• [Instructions to follow]:
Work through the data line by line, gathering every line that has the word "rgba".

***** Record list *****

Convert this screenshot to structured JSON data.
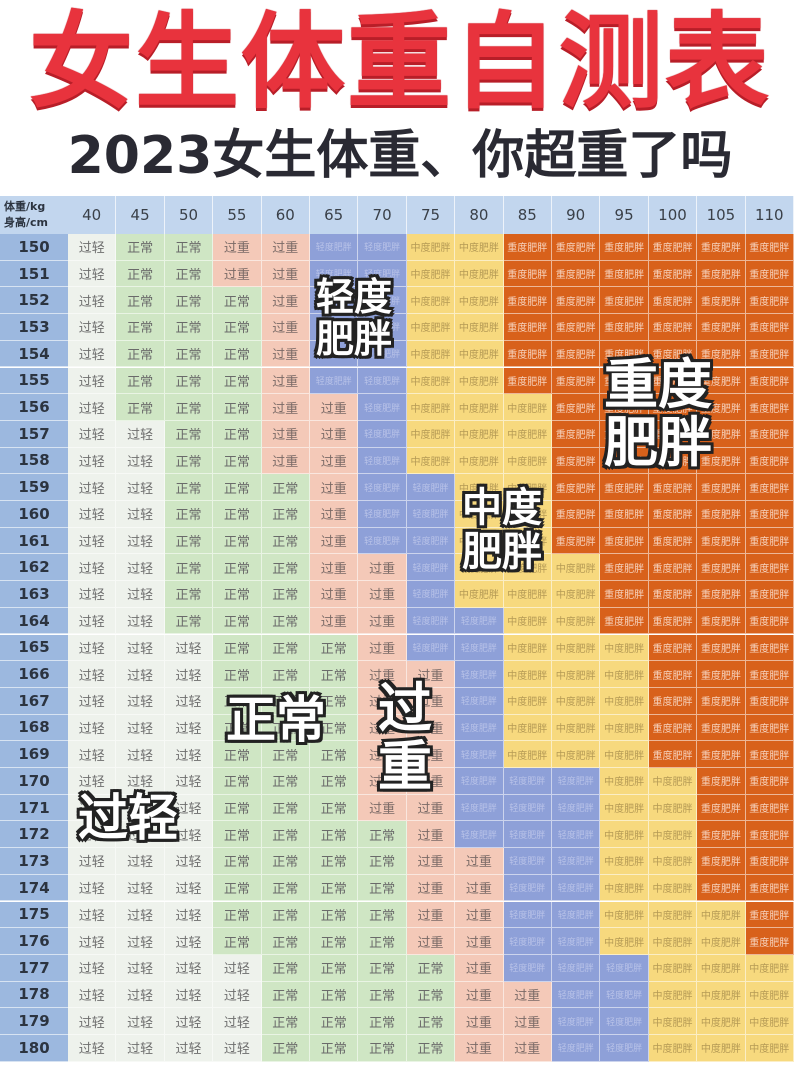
{
  "header": {
    "title": "女生体重自测表",
    "subtitle": "2023女生体重、你超重了吗"
  },
  "table": {
    "corner_weight": "体重/kg",
    "corner_height": "身高/cm",
    "weights": [
      40,
      45,
      50,
      55,
      60,
      65,
      70,
      75,
      80,
      85,
      90,
      95,
      100,
      105,
      110
    ],
    "heights": [
      150,
      151,
      152,
      153,
      154,
      155,
      156,
      157,
      158,
      159,
      160,
      161,
      162,
      163,
      164,
      165,
      166,
      167,
      168,
      169,
      170,
      171,
      172,
      173,
      174,
      175,
      176,
      177,
      178,
      179,
      180
    ],
    "categories": [
      "过轻",
      "正常",
      "过重",
      "轻度肥胖",
      "中度肥胖",
      "重度肥胖"
    ],
    "colors": [
      "#eef2ec",
      "#cfe6c4",
      "#f4c9b8",
      "#8ea0d8",
      "#f7d97e",
      "#d8611b"
    ],
    "grid": [
      [
        0,
        1,
        1,
        2,
        2,
        3,
        3,
        4,
        4,
        5,
        5,
        5,
        5,
        5,
        5
      ],
      [
        0,
        1,
        1,
        2,
        2,
        3,
        3,
        4,
        4,
        5,
        5,
        5,
        5,
        5,
        5
      ],
      [
        0,
        1,
        1,
        1,
        2,
        3,
        3,
        4,
        4,
        5,
        5,
        5,
        5,
        5,
        5
      ],
      [
        0,
        1,
        1,
        1,
        2,
        3,
        3,
        4,
        4,
        5,
        5,
        5,
        5,
        5,
        5
      ],
      [
        0,
        1,
        1,
        1,
        2,
        3,
        3,
        4,
        4,
        5,
        5,
        5,
        5,
        5,
        5
      ],
      [
        0,
        1,
        1,
        1,
        2,
        3,
        3,
        4,
        4,
        5,
        5,
        5,
        5,
        5,
        5
      ],
      [
        0,
        1,
        1,
        1,
        2,
        2,
        3,
        4,
        4,
        4,
        5,
        5,
        5,
        5,
        5
      ],
      [
        0,
        0,
        1,
        1,
        2,
        2,
        3,
        4,
        4,
        4,
        5,
        5,
        5,
        5,
        5
      ],
      [
        0,
        0,
        1,
        1,
        2,
        2,
        3,
        4,
        4,
        4,
        5,
        5,
        5,
        5,
        5
      ],
      [
        0,
        0,
        1,
        1,
        1,
        2,
        3,
        3,
        4,
        4,
        5,
        5,
        5,
        5,
        5
      ],
      [
        0,
        0,
        1,
        1,
        1,
        2,
        3,
        3,
        4,
        4,
        5,
        5,
        5,
        5,
        5
      ],
      [
        0,
        0,
        1,
        1,
        1,
        2,
        3,
        3,
        4,
        4,
        5,
        5,
        5,
        5,
        5
      ],
      [
        0,
        0,
        1,
        1,
        1,
        2,
        2,
        3,
        4,
        4,
        4,
        5,
        5,
        5,
        5
      ],
      [
        0,
        0,
        1,
        1,
        1,
        2,
        2,
        3,
        4,
        4,
        4,
        5,
        5,
        5,
        5
      ],
      [
        0,
        0,
        1,
        1,
        1,
        2,
        2,
        3,
        3,
        4,
        4,
        5,
        5,
        5,
        5
      ],
      [
        0,
        0,
        0,
        1,
        1,
        1,
        2,
        3,
        3,
        4,
        4,
        4,
        5,
        5,
        5
      ],
      [
        0,
        0,
        0,
        1,
        1,
        1,
        2,
        2,
        3,
        4,
        4,
        4,
        5,
        5,
        5
      ],
      [
        0,
        0,
        0,
        1,
        1,
        1,
        2,
        2,
        3,
        4,
        4,
        4,
        5,
        5,
        5
      ],
      [
        0,
        0,
        0,
        1,
        1,
        1,
        2,
        2,
        3,
        4,
        4,
        4,
        5,
        5,
        5
      ],
      [
        0,
        0,
        0,
        1,
        1,
        1,
        2,
        2,
        3,
        4,
        4,
        4,
        5,
        5,
        5
      ],
      [
        0,
        0,
        0,
        1,
        1,
        1,
        2,
        2,
        3,
        3,
        3,
        4,
        4,
        5,
        5
      ],
      [
        0,
        0,
        0,
        1,
        1,
        1,
        2,
        2,
        3,
        3,
        3,
        4,
        4,
        5,
        5
      ],
      [
        0,
        0,
        0,
        1,
        1,
        1,
        1,
        2,
        3,
        3,
        3,
        4,
        4,
        5,
        5
      ],
      [
        0,
        0,
        0,
        1,
        1,
        1,
        1,
        2,
        2,
        3,
        3,
        4,
        4,
        5,
        5
      ],
      [
        0,
        0,
        0,
        1,
        1,
        1,
        1,
        2,
        2,
        3,
        3,
        4,
        4,
        5,
        5
      ],
      [
        0,
        0,
        0,
        1,
        1,
        1,
        1,
        2,
        2,
        3,
        3,
        4,
        4,
        4,
        5
      ],
      [
        0,
        0,
        0,
        1,
        1,
        1,
        1,
        2,
        2,
        3,
        3,
        4,
        4,
        4,
        5
      ],
      [
        0,
        0,
        0,
        0,
        1,
        1,
        1,
        1,
        2,
        3,
        3,
        3,
        4,
        4,
        4
      ],
      [
        0,
        0,
        0,
        0,
        1,
        1,
        1,
        1,
        2,
        2,
        3,
        3,
        4,
        4,
        4
      ],
      [
        0,
        0,
        0,
        0,
        1,
        1,
        1,
        1,
        2,
        2,
        3,
        3,
        4,
        4,
        4
      ],
      [
        0,
        0,
        0,
        0,
        1,
        1,
        1,
        1,
        2,
        2,
        3,
        3,
        4,
        4,
        4
      ]
    ]
  },
  "labels": {
    "underweight": "过轻",
    "normal": "正常",
    "overweight_line1": "过",
    "overweight_line2": "重",
    "mild_line1": "轻度",
    "mild_line2": "肥胖",
    "moderate_line1": "中度",
    "moderate_line2": "肥胖",
    "severe_line1": "重度",
    "severe_line2": "肥胖"
  }
}
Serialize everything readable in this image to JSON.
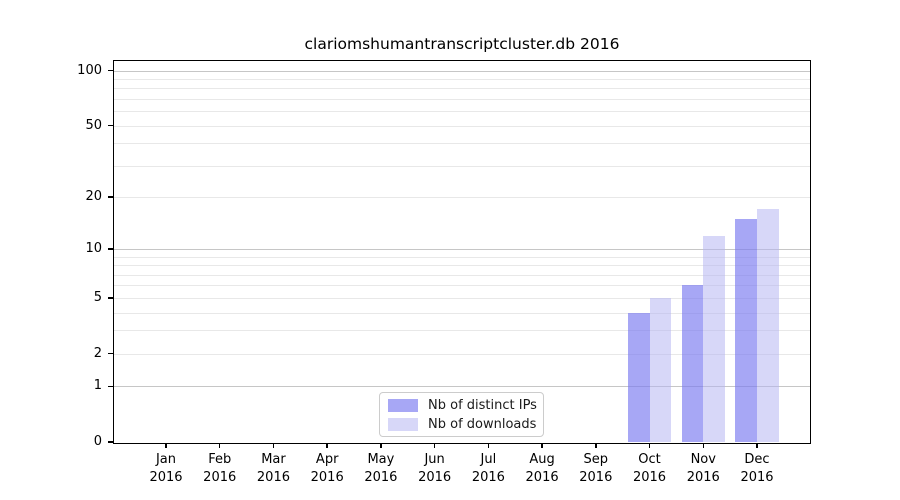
{
  "chart_data": {
    "type": "bar",
    "title": "clariomshumantranscriptcluster.db 2016",
    "x_categories": [
      {
        "month": "Jan",
        "year": "2016"
      },
      {
        "month": "Feb",
        "year": "2016"
      },
      {
        "month": "Mar",
        "year": "2016"
      },
      {
        "month": "Apr",
        "year": "2016"
      },
      {
        "month": "May",
        "year": "2016"
      },
      {
        "month": "Jun",
        "year": "2016"
      },
      {
        "month": "Jul",
        "year": "2016"
      },
      {
        "month": "Aug",
        "year": "2016"
      },
      {
        "month": "Sep",
        "year": "2016"
      },
      {
        "month": "Oct",
        "year": "2016"
      },
      {
        "month": "Nov",
        "year": "2016"
      },
      {
        "month": "Dec",
        "year": "2016"
      }
    ],
    "series": [
      {
        "id": "distinct-ips",
        "name": "Nb of distinct IPs",
        "color": "rgba(121,121,240,0.66)",
        "values": [
          0,
          0,
          0,
          0,
          0,
          0,
          0,
          0,
          0,
          4,
          6,
          15
        ]
      },
      {
        "id": "downloads",
        "name": "Nb of downloads",
        "color": "rgba(178,178,242,0.52)",
        "values": [
          0,
          0,
          0,
          0,
          0,
          0,
          0,
          0,
          0,
          5,
          12,
          17
        ]
      }
    ],
    "y_axis": {
      "scale": "log10(1+x)",
      "tick_values": [
        0,
        1,
        2,
        5,
        10,
        20,
        50,
        100
      ],
      "range_max": 113
    },
    "grid": {
      "major_values": [
        1,
        10,
        100
      ],
      "minor_values": [
        2,
        3,
        4,
        5,
        6,
        7,
        8,
        9,
        20,
        30,
        40,
        50,
        60,
        70,
        80,
        90
      ],
      "major_color": "#c6c6c6",
      "minor_color": "#e8e8e8"
    },
    "legend_position": "lower center",
    "xlabel": "",
    "ylabel": ""
  }
}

*****

• [Written solution]:
        "color": "rgba(121,121,240,0.66)",
        "color": "rgba(178,178,242,0.52)",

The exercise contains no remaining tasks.